■ Exercise description
Will you give the material below again, every line exactly as it is?

──────────────────────────────

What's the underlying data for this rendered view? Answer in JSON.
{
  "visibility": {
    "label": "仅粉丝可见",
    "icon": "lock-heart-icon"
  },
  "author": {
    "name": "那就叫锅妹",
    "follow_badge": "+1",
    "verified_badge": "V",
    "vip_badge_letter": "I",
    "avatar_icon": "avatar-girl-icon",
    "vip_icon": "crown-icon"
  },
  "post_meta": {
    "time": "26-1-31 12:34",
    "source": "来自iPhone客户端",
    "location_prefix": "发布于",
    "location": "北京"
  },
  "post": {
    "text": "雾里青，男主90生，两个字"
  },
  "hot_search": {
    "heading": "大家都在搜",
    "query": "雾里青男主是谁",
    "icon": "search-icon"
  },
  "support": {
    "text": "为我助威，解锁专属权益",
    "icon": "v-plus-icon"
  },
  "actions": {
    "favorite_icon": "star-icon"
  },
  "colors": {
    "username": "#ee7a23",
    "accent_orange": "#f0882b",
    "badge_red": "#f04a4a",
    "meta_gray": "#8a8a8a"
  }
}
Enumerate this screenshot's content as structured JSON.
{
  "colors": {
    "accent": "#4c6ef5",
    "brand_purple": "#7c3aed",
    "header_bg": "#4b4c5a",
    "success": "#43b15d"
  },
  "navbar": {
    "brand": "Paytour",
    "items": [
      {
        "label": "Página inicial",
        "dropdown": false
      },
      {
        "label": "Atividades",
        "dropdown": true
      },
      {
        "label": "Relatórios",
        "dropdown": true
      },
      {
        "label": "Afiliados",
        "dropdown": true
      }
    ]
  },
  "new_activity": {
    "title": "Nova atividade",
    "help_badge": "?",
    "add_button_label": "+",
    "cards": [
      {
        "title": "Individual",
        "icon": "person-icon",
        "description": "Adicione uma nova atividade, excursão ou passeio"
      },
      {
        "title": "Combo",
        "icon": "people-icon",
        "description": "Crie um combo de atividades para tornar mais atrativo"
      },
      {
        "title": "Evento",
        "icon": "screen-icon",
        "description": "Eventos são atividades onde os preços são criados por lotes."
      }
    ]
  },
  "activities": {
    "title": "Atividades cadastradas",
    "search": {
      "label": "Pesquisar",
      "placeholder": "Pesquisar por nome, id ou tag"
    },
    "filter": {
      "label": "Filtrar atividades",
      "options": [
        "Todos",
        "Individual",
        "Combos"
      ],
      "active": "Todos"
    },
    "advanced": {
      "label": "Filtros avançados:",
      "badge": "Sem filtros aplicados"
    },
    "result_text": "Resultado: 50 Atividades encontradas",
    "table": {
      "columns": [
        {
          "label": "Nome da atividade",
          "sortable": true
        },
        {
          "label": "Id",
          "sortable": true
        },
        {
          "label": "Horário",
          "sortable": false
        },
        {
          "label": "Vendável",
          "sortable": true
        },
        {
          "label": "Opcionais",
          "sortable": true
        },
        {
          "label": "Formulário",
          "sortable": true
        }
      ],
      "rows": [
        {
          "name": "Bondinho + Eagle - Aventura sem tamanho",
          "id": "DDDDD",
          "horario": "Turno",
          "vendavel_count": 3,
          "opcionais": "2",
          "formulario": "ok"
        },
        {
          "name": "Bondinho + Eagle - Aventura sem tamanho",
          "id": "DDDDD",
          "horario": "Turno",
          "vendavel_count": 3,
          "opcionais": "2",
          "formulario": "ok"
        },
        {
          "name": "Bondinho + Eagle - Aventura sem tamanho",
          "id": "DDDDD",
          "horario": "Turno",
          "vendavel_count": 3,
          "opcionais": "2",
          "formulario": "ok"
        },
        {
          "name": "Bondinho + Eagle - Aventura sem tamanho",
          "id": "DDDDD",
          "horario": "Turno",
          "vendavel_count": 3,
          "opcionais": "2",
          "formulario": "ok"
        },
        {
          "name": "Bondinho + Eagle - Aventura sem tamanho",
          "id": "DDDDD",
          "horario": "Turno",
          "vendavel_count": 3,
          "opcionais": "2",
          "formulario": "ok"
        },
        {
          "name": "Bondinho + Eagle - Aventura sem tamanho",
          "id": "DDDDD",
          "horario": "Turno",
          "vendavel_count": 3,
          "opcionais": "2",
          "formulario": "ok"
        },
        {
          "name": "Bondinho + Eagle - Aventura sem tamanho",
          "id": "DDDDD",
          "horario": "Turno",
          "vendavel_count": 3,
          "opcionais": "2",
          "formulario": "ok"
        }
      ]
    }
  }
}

──────────────────────────────

■ Task solution
What's the underlying data for this rendered view? Answer in JSON.
{
  "visibility": {
    "label": "仅粉丝可见",
    "icon": "lock-heart-icon"
  },
  "author": {
    "name": "那就叫锅妹",
    "follow_badge": "+1",
    "verified_badge": "V",
    "vip_badge_letter": "I",
    "avatar_icon": "avatar-girl-icon",
    "vip_icon": "crown-icon"
  },
  "post_meta": {
    "time": "26-1-31 12:34",
    "source": "来自iPhone客户端",
    "location_prefix": "发布于",
    "location": "北京"
  },
  "post": {
    "text": "雾里青，男主90生，两个字"
  },
  "hot_search": {
    "heading": "大家都在搜",
    "query": "雾里青男主是谁",
    "icon": "search-icon"
  },
  "support": {
    "text": "为我助威，解锁专属权益",
    "icon": "v-plus-icon"
  },
  "actions": {
    "favorite_icon": "star-icon"
  },
  "colors": {
    "username": "#ee7a23",
    "accent_orange": "#f0882b",
    "badge_red": "#f04a4a",
    "meta_gray": "#8a8a8a"
  }
}
Enumerate this screenshot's content as structured JSON.
{
  "colors": {
    "accent": "#4c6ef5",
    "brand_purple": "#7c3aed",
    "header_bg": "#4b4c5a",
    "success": "#43b15d"
  },
  "navbar": {
    "brand": "Paytour",
    "items": [
      {
        "label": "Página inicial",
        "dropdown": false
      },
      {
        "label": "Atividades",
        "dropdown": true
      },
      {
        "label": "Relatórios",
        "dropdown": true
      },
      {
        "label": "Afiliados",
        "dropdown": true
      }
    ]
  },
  "new_activity": {
    "title": "Nova atividade",
    "help_badge": "?",
    "add_button_label": "+",
    "cards": [
      {
        "title": "Individual",
        "icon": "person-icon",
        "description": "Adicione uma nova atividade, excursão ou passeio"
      },
      {
        "title": "Combo",
        "icon": "people-icon",
        "description": "Crie um combo de atividades para tornar mais atrativo"
      },
      {
        "title": "Evento",
        "icon": "screen-icon",
        "description": "Eventos são atividades onde os preços são criados por lotes."
      }
    ]
  },
  "activities": {
    "title": "Atividades cadastradas",
    "search": {
      "label": "Pesquisar",
      "placeholder": "Pesquisar por nome, id ou tag"
    },
    "filter": {
      "label": "Filtrar atividades",
      "options": [
        "Todos",
        "Individual",
        "Combos"
      ],
      "active": "Todos"
    },
    "advanced": {
      "label": "Filtros avançados:",
      "badge": "Sem filtros aplicados"
    },
    "result_text": "Resultado: 50 Atividades encontradas",
    "table": {
      "columns": [
        {
          "label": "Nome da atividade",
          "sortable": true
        },
        {
          "label": "Id",
          "sortable": true
        },
        {
          "label": "Horário",
          "sortable": false
        },
        {
          "label": "Vendável",
          "sortable": true
        },
        {
          "label": "Opcionais",
          "sortable": true
        },
        {
          "label": "Formulário",
          "sortable": true
        }
      ],
      "rows": [
        {
          "name": "Bondinho + Eagle - Aventura sem tamanho",
          "id": "DDDDD",
          "horario": "Turno",
          "vendavel_count": 3,
          "opcionais": "2",
          "formulario": "ok"
        },
        {
          "name": "Bondinho + Eagle - Aventura sem tamanho",
          "id": "DDDDD",
          "horario": "Turno",
          "vendavel_count": 3,
          "opcionais": "2",
          "formulario": "ok"
        },
        {
          "name": "Bondinho + Eagle - Aventura sem tamanho",
          "id": "DDDDD",
          "horario": "Turno",
          "vendavel_count": 3,
          "opcionais": "2",
          "formulario": "ok"
        },
        {
          "name": "Bondinho + Eagle - Aventura sem tamanho",
          "id": "DDDDD",
          "horario": "Turno",
          "vendavel_count": 3,
          "opcionais": "2",
          "formulario": "ok"
        },
        {
          "name": "Bondinho + Eagle - Aventura sem tamanho",
          "id": "DDDDD",
          "horario": "Turno",
          "vendavel_count": 3,
          "opcionais": "2",
          "formulario": "ok"
        },
        {
          "name": "Bondinho + Eagle - Aventura sem tamanho",
          "id": "DDDDD",
          "horario": "Turno",
          "vendavel_count": 3,
          "opcionais": "2",
          "formulario": "ok"
        },
        {
          "name": "Bondinho + Eagle - Aventura sem tamanho",
          "id": "DDDDD",
          "horario": "Turno",
          "vendavel_count": 3,
          "opcionais": "2",
          "formulario": "ok"
        }
      ]
    }
  }
}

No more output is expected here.